Dataset rows
start
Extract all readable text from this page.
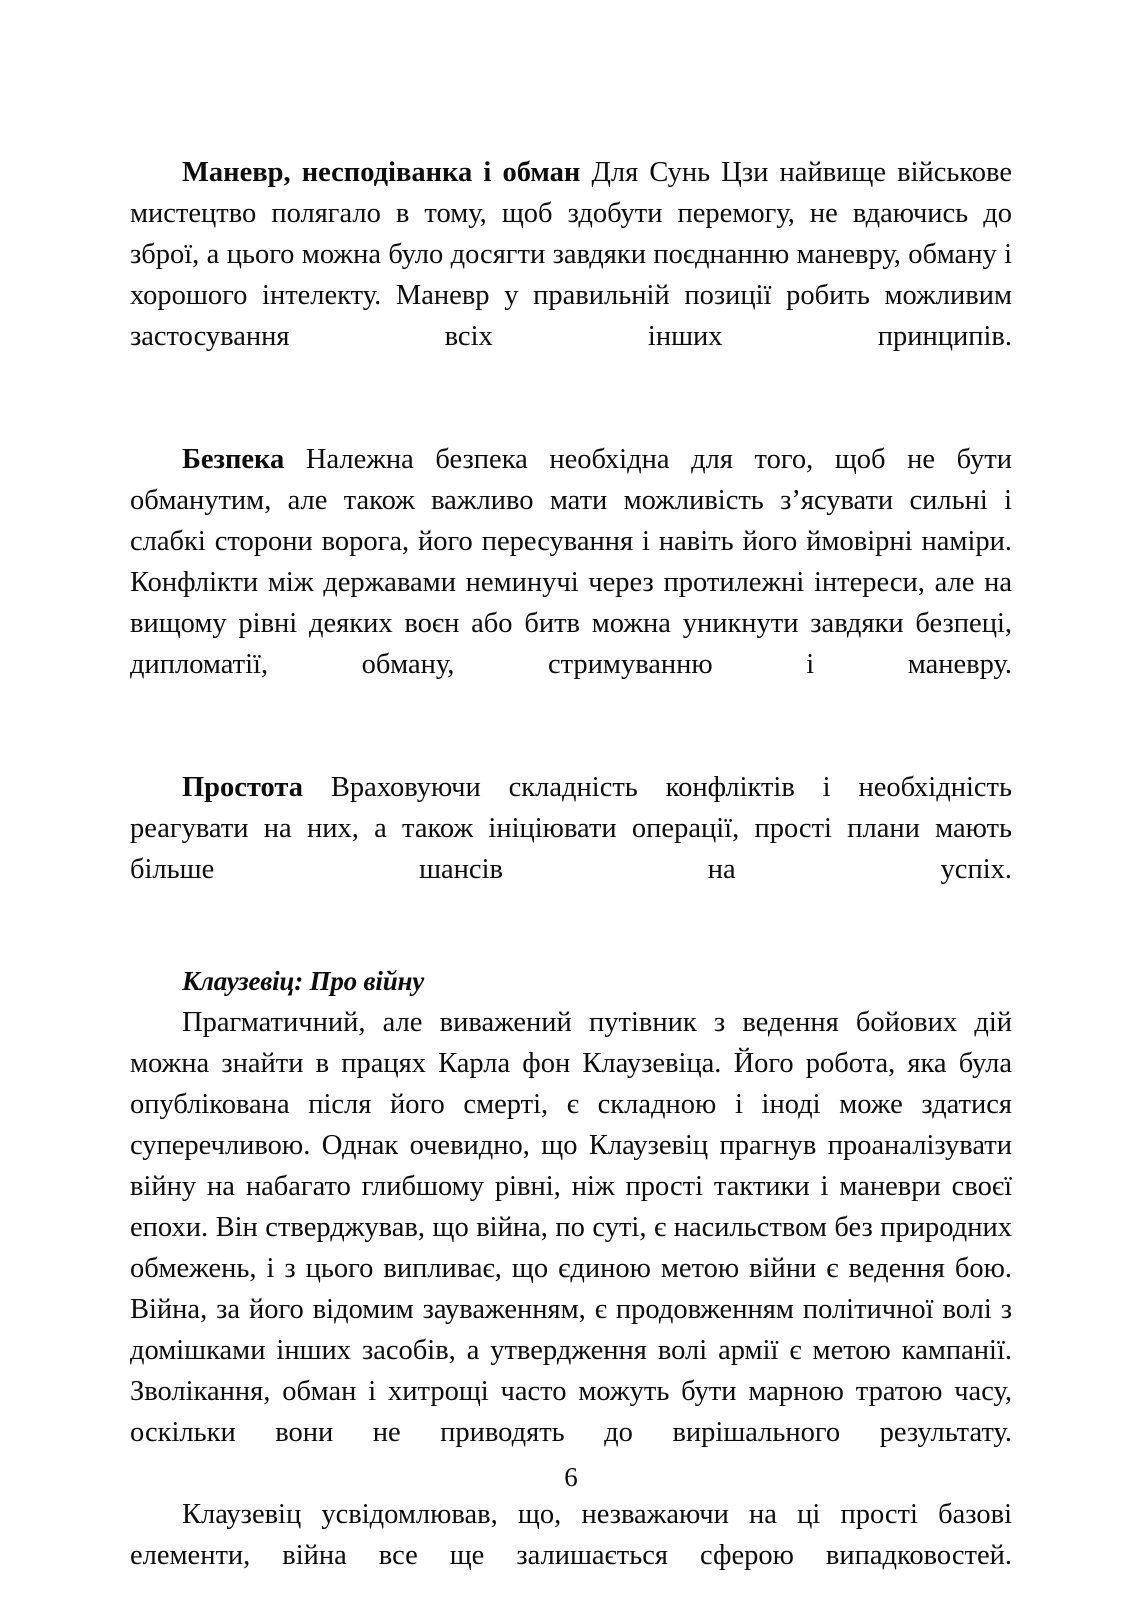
Маневр, несподіванка і обман Для Сунь Цзи найвище військове мистецтво полягало в тому, щоб здобути перемогу, не вдаючись до зброї, а цього можна було досягти завдяки поєднанню маневру, обману і хорошого інтелекту. Маневр у правильній позиції робить можливим застосування всіх інших принципів.

Безпека Належна безпека необхідна для того, щоб не бути обманутим, але також важливо мати можливість з’ясувати сильні і слабкі сторони ворога, його пересування і навіть його ймовірні наміри. Конфлікти між державами неминучі через протилежні інтереси, але на вищому рівні деяких воєн або битв можна уникнути завдяки безпеці, дипломатії, обману, стримуванню і маневру.

Простота Враховуючи складність конфліктів і необхідність реагувати на них, а також ініціювати операції, прості плани мають більше шансів на успіх.

Клаузевіц: Про війну

Прагматичний, але виважений путівник з ведення бойових дій можна знайти в працях Карла фон Клаузевіца. Його робота, яка була опублікована після його смерті, є складною і іноді може здатися суперечливою. Однак очевидно, що Клаузевіц прагнув проаналізувати війну на набагато глибшому рівні, ніж прості тактики і маневри своєї епохи. Він стверджував, що війна, по суті, є насильством без природних обмежень, і з цього випливає, що єдиною метою війни є ведення бою. Війна, за його відомим зауваженням, є продовженням політичної волі з домішками інших засобів, а утвердження волі армії є метою кампанії. Зволікання, обман і хитрощі часто можуть бути марною тратою часу, оскільки вони не приводять до вирішального результату.

Клаузевіц усвідомлював, що, незважаючи на ці прості базові елементи, війна все ще залишається сферою випадковостей.

6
end
**Exercise prompt**
Set the listing down in full and exactly. Pictures within it should not appear in the copy.

**Answer for this exercise**
Extract all readable text from this page.
Маневр, несподіванка і обман Для Сунь Цзи найвище військове мистецтво полягало в тому, щоб здобути перемогу, не вдаючись до зброї, а цього можна було досягти завдяки поєднанню маневру, обману і хорошого інтелекту. Маневр у правильній позиції робить можливим застосування всіх інших принципів.

Безпека Належна безпека необхідна для того, щоб не бути обманутим, але також важливо мати можливість з’ясувати сильні і слабкі сторони ворога, його пересування і навіть його ймовірні наміри. Конфлікти між державами неминучі через протилежні інтереси, але на вищому рівні деяких воєн або битв можна уникнути завдяки безпеці, дипломатії, обману, стримуванню і маневру.

Простота Враховуючи складність конфліктів і необхідність реагувати на них, а також ініціювати операції, прості плани мають більше шансів на успіх.

Клаузевіц: Про війну

Прагматичний, але виважений путівник з ведення бойових дій можна знайти в працях Карла фон Клаузевіца. Його робота, яка була опублікована після його смерті, є складною і іноді може здатися суперечливою. Однак очевидно, що Клаузевіц прагнув проаналізувати війну на набагато глибшому рівні, ніж прості тактики і маневри своєї епохи. Він стверджував, що війна, по суті, є насильством без природних обмежень, і з цього випливає, що єдиною метою війни є ведення бою. Війна, за його відомим зауваженням, є продовженням політичної волі з домішками інших засобів, а утвердження волі армії є метою кампанії. Зволікання, обман і хитрощі часто можуть бути марною тратою часу, оскільки вони не приводять до вирішального результату.

Клаузевіц усвідомлював, що, незважаючи на ці прості базові елементи, війна все ще залишається сферою випадковостей.

6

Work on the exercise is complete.